Quote the records beneath, complete and exact. Leave out images.

[Dataset items]
-- START --

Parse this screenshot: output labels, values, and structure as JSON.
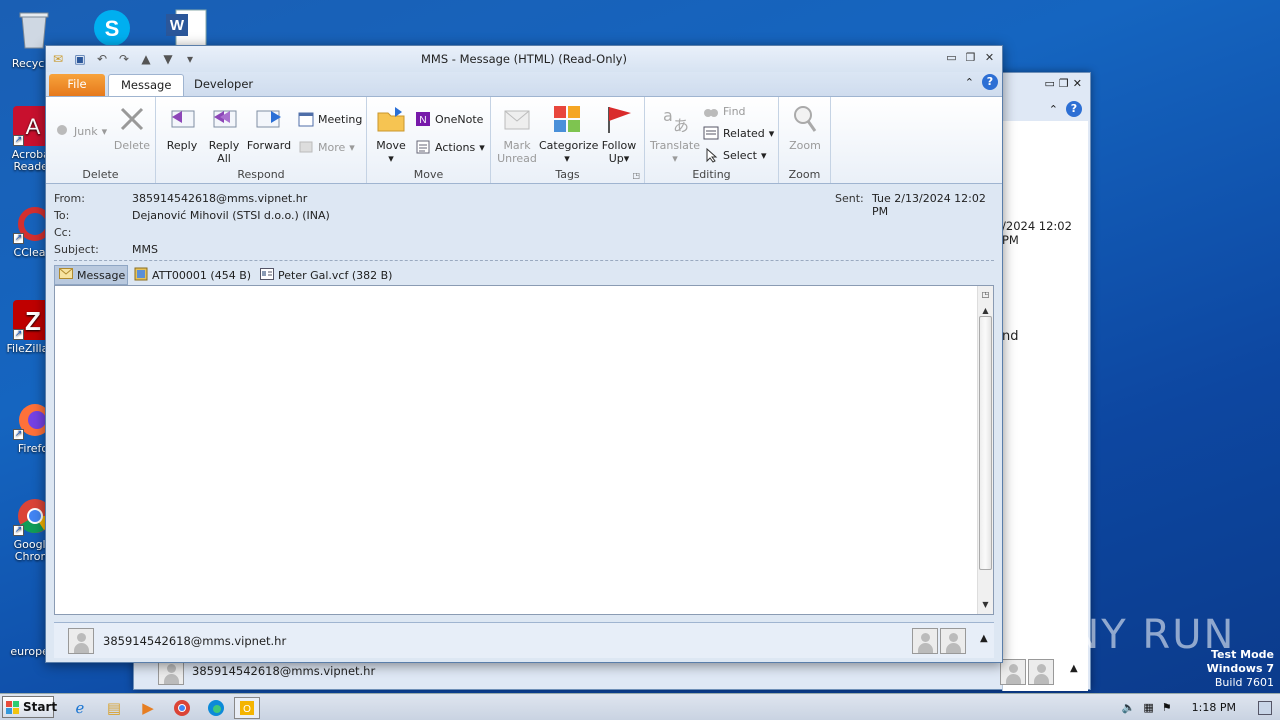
{
  "desktop": {
    "icons": [
      {
        "label": "Recycle",
        "icon": "recycle-bin-icon"
      },
      {
        "label": "Acrobat Reader",
        "icon": "acrobat-icon"
      },
      {
        "label": "CClean",
        "icon": "ccleaner-icon"
      },
      {
        "label": "FileZilla C",
        "icon": "filezilla-icon"
      },
      {
        "label": "Firefo",
        "icon": "firefox-icon"
      },
      {
        "label": "Google Chrom",
        "icon": "chrome-icon"
      },
      {
        "label": "europea",
        "icon": "file-icon"
      }
    ]
  },
  "window": {
    "title": "MMS  -  Message (HTML) (Read-Only)",
    "tabs": {
      "file": "File",
      "message": "Message",
      "developer": "Developer"
    },
    "ribbon": {
      "delete": {
        "label": "Delete",
        "junk": "Junk",
        "delete_btn": "Delete"
      },
      "respond": {
        "label": "Respond",
        "reply": "Reply",
        "reply_all_1": "Reply",
        "reply_all_2": "All",
        "forward": "Forward",
        "meeting": "Meeting",
        "more": "More"
      },
      "move": {
        "label": "Move",
        "move_btn": "Move",
        "onenote": "OneNote",
        "actions": "Actions"
      },
      "tags": {
        "label": "Tags",
        "mark_1": "Mark",
        "mark_2": "Unread",
        "categorize": "Categorize",
        "follow_1": "Follow",
        "follow_2": "Up"
      },
      "editing": {
        "label": "Editing",
        "translate": "Translate",
        "find": "Find",
        "related": "Related",
        "select": "Select"
      },
      "zoom": {
        "label": "Zoom",
        "zoom_btn": "Zoom"
      }
    },
    "header": {
      "from_label": "From:",
      "from": "385914542618@mms.vipnet.hr",
      "to_label": "To:",
      "to": "Dejanović Mihovil (STSI d.o.o.) (INA)",
      "cc_label": "Cc:",
      "cc": "",
      "subject_label": "Subject:",
      "subject": "MMS",
      "sent_label": "Sent:",
      "sent": "Tue 2/13/2024 12:02 PM"
    },
    "attachments": [
      {
        "label": "Message"
      },
      {
        "label": "ATT00001 (454 B)"
      },
      {
        "label": "Peter Gal.vcf (382 B)"
      }
    ],
    "people_pane": {
      "sender": "385914542618@mms.vipnet.hr"
    }
  },
  "background_window": {
    "sent_fragment": "/2024 12:02 PM",
    "body_fragment": "nd",
    "sender": "385914542618@mms.vipnet.hr"
  },
  "taskbar": {
    "start": "Start",
    "clock": "1:18 PM"
  },
  "watermark": {
    "line1": "Test Mode",
    "line2": "Windows 7",
    "line3": "Build 7601",
    "brand": "ANY RUN"
  }
}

-- END --

The answer:
Parse this screenshot: output labels, values, and structure as JSON.
{
  "desktop": {
    "icons": [
      {
        "label": "Recycle",
        "icon": "recycle-bin-icon"
      },
      {
        "label": "Acrobat Reader",
        "icon": "acrobat-icon"
      },
      {
        "label": "CClean",
        "icon": "ccleaner-icon"
      },
      {
        "label": "FileZilla C",
        "icon": "filezilla-icon"
      },
      {
        "label": "Firefo",
        "icon": "firefox-icon"
      },
      {
        "label": "Google Chrom",
        "icon": "chrome-icon"
      },
      {
        "label": "europea",
        "icon": "file-icon"
      }
    ]
  },
  "window": {
    "title": "MMS  -  Message (HTML) (Read-Only)",
    "tabs": {
      "file": "File",
      "message": "Message",
      "developer": "Developer"
    },
    "ribbon": {
      "delete": {
        "label": "Delete",
        "junk": "Junk",
        "delete_btn": "Delete"
      },
      "respond": {
        "label": "Respond",
        "reply": "Reply",
        "reply_all_1": "Reply",
        "reply_all_2": "All",
        "forward": "Forward",
        "meeting": "Meeting",
        "more": "More"
      },
      "move": {
        "label": "Move",
        "move_btn": "Move",
        "onenote": "OneNote",
        "actions": "Actions"
      },
      "tags": {
        "label": "Tags",
        "mark_1": "Mark",
        "mark_2": "Unread",
        "categorize": "Categorize",
        "follow_1": "Follow",
        "follow_2": "Up"
      },
      "editing": {
        "label": "Editing",
        "translate": "Translate",
        "find": "Find",
        "related": "Related",
        "select": "Select"
      },
      "zoom": {
        "label": "Zoom",
        "zoom_btn": "Zoom"
      }
    },
    "header": {
      "from_label": "From:",
      "from": "385914542618@mms.vipnet.hr",
      "to_label": "To:",
      "to": "Dejanović Mihovil (STSI d.o.o.) (INA)",
      "cc_label": "Cc:",
      "cc": "",
      "subject_label": "Subject:",
      "subject": "MMS",
      "sent_label": "Sent:",
      "sent": "Tue 2/13/2024 12:02 PM"
    },
    "attachments": [
      {
        "label": "Message"
      },
      {
        "label": "ATT00001 (454 B)"
      },
      {
        "label": "Peter Gal.vcf (382 B)"
      }
    ],
    "people_pane": {
      "sender": "385914542618@mms.vipnet.hr"
    }
  },
  "background_window": {
    "sent_fragment": "/2024 12:02 PM",
    "body_fragment": "nd",
    "sender": "385914542618@mms.vipnet.hr"
  },
  "taskbar": {
    "start": "Start",
    "clock": "1:18 PM"
  },
  "watermark": {
    "line1": "Test Mode",
    "line2": "Windows 7",
    "line3": "Build 7601",
    "brand": "ANY RUN"
  }
}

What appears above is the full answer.